| The task |
Pick out the lines in the listing below that contain the word "rating" and copy them.

Dataset excerpts:
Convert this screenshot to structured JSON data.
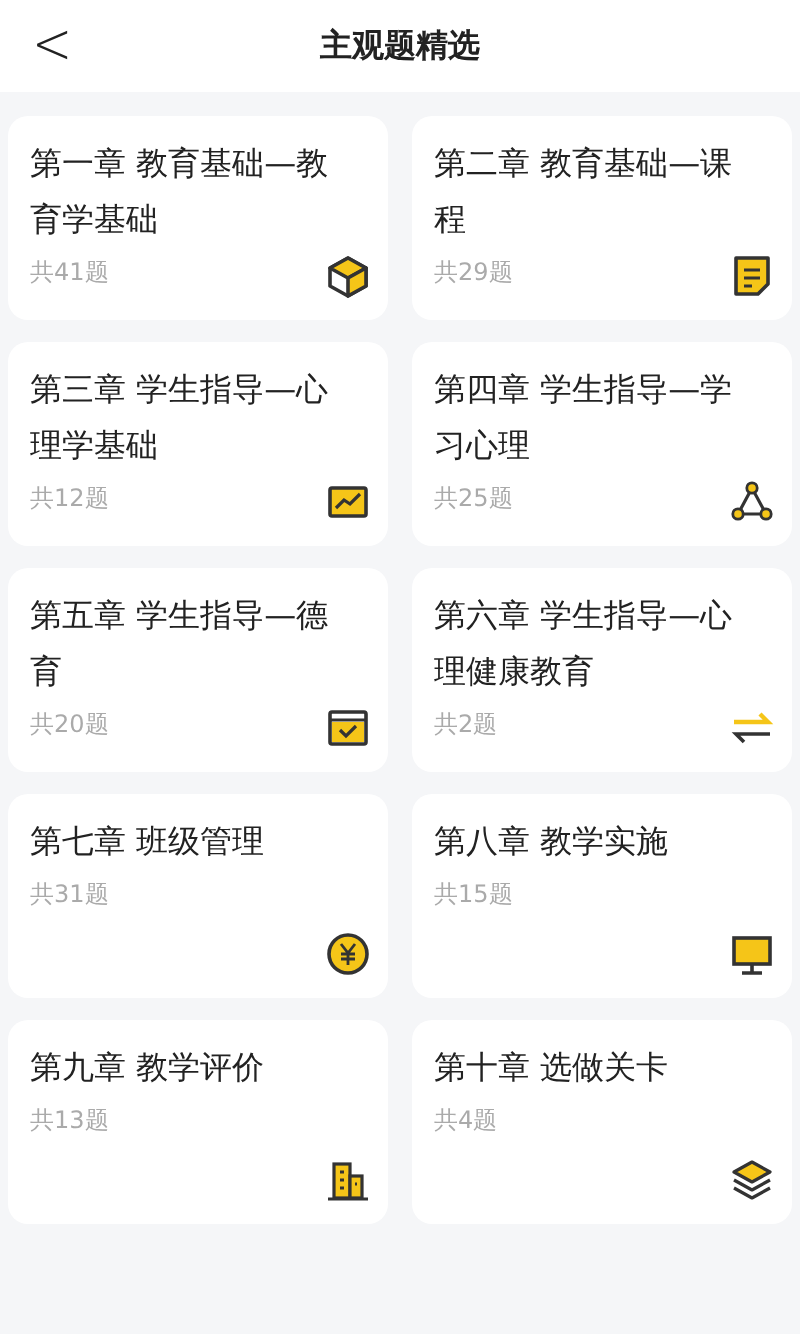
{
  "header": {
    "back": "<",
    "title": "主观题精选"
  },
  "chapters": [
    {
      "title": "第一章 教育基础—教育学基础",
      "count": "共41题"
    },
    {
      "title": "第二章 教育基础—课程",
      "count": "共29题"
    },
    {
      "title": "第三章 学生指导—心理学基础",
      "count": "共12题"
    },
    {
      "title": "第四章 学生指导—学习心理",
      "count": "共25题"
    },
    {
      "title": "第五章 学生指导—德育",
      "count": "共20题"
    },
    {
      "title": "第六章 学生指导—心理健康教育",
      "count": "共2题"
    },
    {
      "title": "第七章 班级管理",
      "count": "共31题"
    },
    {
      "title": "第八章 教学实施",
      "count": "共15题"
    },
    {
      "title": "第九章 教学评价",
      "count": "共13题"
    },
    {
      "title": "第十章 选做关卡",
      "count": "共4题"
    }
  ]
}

...

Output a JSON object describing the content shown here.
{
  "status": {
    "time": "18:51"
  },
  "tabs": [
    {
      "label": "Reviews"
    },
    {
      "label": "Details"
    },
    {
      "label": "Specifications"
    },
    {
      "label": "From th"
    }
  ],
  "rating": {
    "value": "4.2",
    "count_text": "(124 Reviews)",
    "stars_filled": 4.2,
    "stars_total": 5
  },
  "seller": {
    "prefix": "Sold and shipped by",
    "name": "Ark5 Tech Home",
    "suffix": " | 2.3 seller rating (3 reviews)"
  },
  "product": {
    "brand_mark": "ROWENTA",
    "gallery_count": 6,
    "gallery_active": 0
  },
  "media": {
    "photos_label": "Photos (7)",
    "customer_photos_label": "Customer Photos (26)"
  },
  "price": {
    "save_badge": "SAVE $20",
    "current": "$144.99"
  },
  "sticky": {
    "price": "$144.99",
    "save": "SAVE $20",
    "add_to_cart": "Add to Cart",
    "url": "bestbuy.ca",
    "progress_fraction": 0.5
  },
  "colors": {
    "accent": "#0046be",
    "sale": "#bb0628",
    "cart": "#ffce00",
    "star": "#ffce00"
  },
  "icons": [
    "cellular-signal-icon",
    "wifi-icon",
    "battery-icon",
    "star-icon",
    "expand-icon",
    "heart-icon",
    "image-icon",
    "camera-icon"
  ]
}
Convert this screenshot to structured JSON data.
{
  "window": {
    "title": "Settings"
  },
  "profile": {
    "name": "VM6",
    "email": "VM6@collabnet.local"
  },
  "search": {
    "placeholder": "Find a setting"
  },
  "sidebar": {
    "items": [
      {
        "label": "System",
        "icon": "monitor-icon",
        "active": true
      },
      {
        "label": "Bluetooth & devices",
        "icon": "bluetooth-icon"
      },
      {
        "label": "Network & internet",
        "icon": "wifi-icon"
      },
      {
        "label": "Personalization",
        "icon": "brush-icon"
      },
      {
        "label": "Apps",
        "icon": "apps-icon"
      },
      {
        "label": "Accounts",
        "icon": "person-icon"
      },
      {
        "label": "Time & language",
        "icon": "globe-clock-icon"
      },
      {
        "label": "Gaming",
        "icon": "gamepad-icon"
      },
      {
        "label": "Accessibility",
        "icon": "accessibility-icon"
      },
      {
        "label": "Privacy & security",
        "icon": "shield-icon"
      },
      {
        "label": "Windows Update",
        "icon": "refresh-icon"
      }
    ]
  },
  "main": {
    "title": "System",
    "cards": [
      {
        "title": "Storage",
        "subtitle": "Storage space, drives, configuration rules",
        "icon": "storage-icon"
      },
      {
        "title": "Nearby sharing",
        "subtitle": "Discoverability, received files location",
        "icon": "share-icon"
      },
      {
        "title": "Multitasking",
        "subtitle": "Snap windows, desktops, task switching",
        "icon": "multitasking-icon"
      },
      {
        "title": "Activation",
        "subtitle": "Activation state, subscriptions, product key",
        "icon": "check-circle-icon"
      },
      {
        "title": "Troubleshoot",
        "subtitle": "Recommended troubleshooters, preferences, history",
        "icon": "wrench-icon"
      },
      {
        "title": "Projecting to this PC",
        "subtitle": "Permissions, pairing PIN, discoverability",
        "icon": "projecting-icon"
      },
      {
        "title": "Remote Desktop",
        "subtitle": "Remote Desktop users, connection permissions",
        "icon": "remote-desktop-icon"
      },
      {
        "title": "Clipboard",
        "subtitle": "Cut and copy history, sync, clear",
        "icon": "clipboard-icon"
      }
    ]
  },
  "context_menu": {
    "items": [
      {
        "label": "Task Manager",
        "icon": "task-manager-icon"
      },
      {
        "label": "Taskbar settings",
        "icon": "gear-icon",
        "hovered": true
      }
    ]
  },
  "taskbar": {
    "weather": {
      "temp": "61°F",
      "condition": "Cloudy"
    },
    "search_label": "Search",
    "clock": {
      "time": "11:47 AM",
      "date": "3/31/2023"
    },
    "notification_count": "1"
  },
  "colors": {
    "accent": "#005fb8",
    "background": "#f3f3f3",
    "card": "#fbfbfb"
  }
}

| The output |
  "rating": {
    "suffix": " | 2.3 seller rating (3 reviews)"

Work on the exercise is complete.